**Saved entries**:
-- BEGIN --

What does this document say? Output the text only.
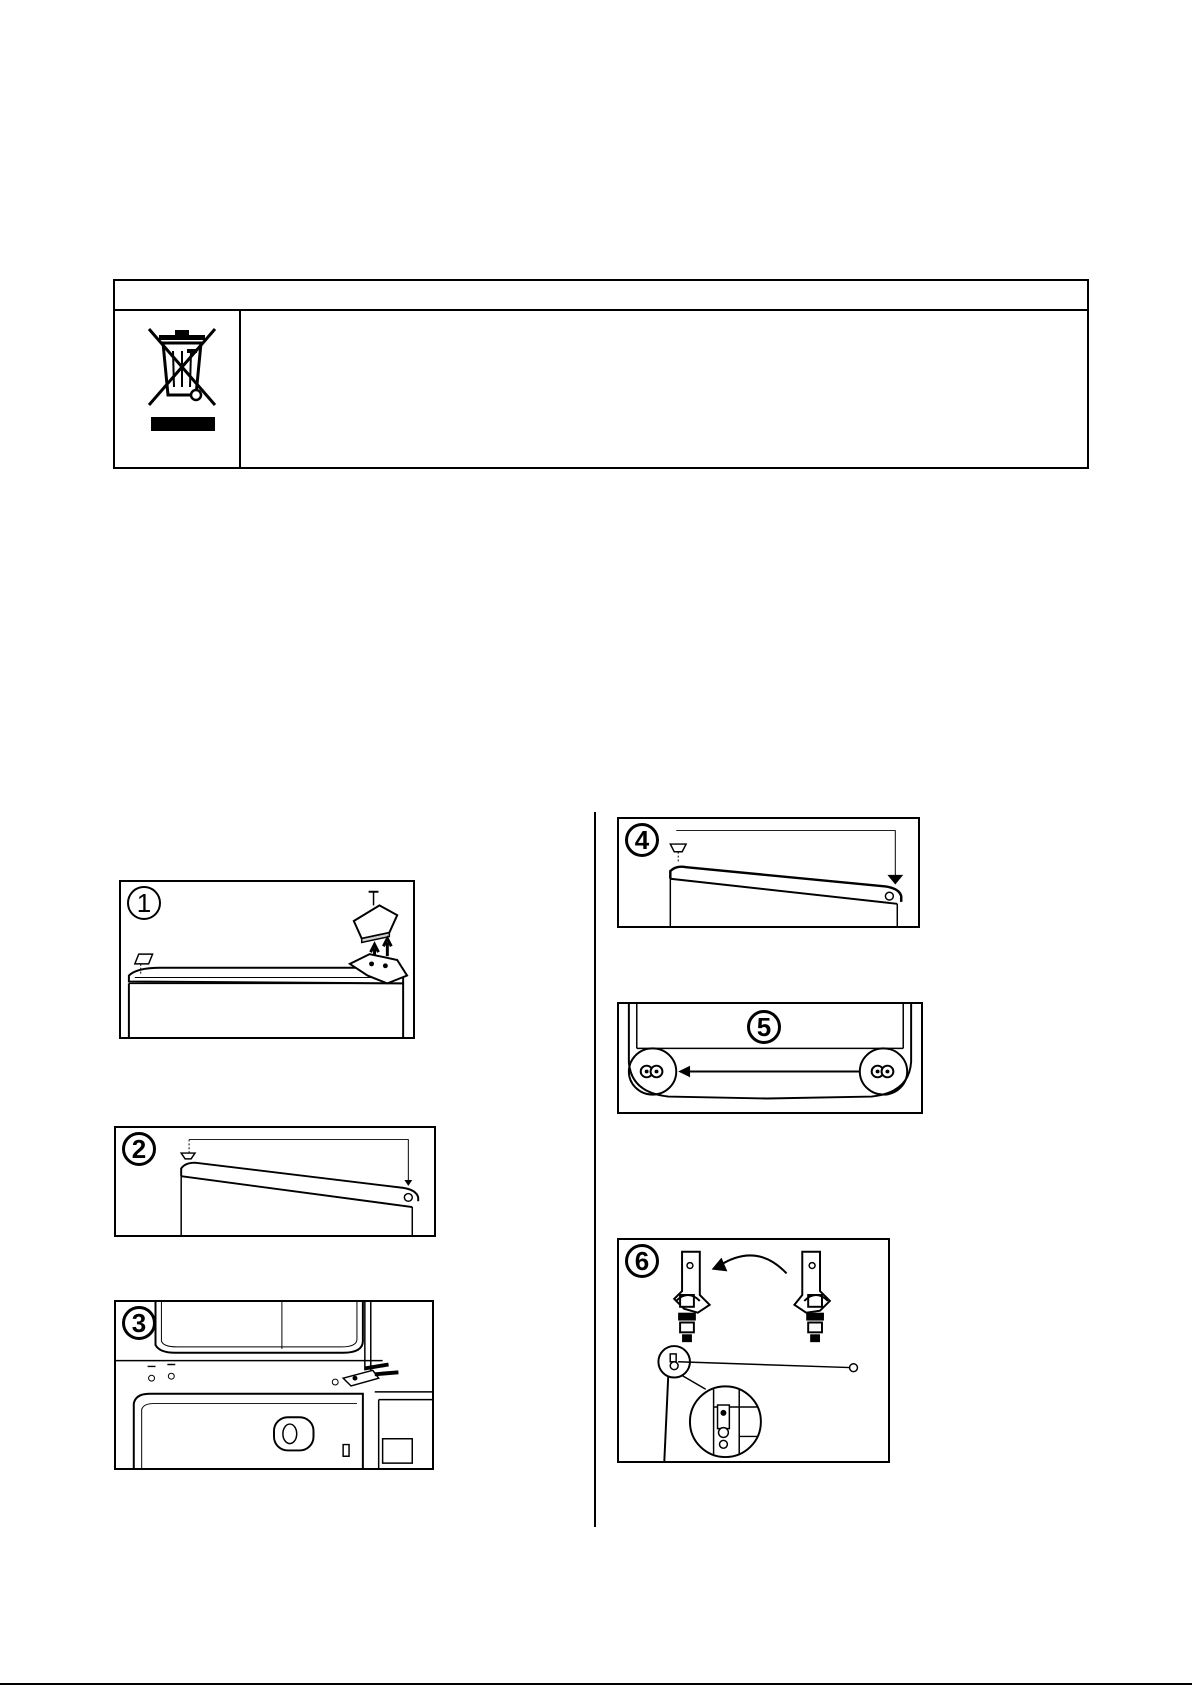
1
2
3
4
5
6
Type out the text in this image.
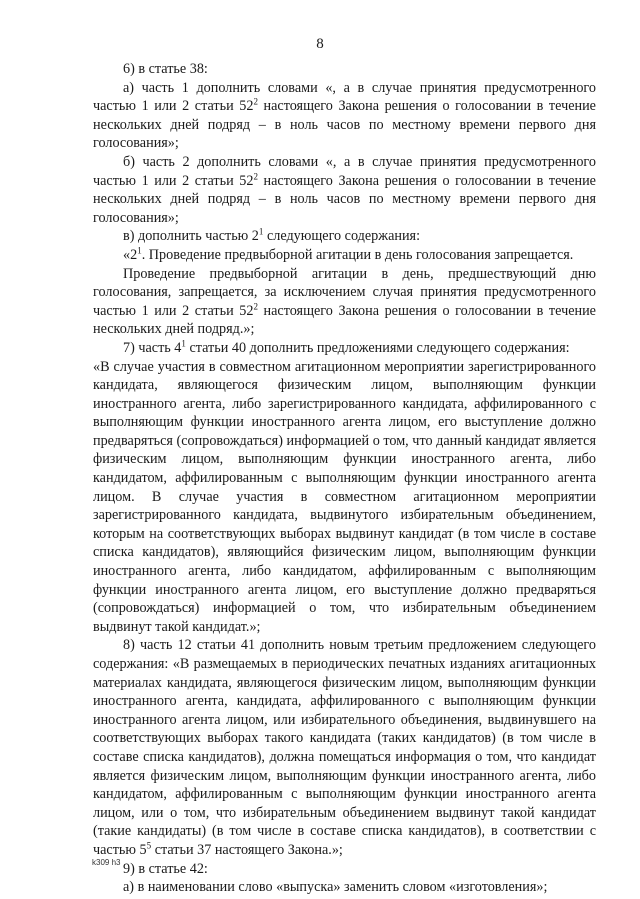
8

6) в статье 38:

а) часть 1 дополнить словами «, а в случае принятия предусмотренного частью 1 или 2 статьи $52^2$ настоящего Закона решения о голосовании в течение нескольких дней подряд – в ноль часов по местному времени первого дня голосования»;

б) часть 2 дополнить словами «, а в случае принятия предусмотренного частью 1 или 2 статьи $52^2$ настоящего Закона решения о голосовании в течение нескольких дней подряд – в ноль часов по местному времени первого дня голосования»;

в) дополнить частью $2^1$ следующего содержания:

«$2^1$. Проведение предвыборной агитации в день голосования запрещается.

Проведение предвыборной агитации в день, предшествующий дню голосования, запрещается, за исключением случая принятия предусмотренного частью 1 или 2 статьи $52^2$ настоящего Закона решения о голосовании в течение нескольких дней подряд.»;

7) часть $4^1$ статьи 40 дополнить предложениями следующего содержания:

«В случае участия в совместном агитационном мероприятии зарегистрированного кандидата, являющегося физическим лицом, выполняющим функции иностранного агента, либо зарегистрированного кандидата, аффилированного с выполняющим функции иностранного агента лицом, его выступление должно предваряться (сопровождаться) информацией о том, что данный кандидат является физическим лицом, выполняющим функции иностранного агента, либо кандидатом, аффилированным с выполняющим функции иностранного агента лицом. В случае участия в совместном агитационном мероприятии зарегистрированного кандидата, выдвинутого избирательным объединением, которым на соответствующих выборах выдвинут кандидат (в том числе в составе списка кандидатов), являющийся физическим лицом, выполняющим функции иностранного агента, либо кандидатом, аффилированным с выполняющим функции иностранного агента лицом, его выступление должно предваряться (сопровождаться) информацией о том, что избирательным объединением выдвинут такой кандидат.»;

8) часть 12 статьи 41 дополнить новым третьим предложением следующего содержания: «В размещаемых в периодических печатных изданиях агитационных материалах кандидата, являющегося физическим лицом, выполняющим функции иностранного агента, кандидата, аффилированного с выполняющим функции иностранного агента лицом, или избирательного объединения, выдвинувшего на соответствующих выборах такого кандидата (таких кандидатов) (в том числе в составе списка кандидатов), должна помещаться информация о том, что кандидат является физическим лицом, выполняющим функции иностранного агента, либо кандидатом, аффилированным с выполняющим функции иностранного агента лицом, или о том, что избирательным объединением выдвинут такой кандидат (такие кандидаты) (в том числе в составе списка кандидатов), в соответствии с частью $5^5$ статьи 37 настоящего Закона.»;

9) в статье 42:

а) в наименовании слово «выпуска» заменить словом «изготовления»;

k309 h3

-- END --

**Written problem**:
Each line that contains the word "агитации" counts toward the total; give only that total.

**Task output**:
2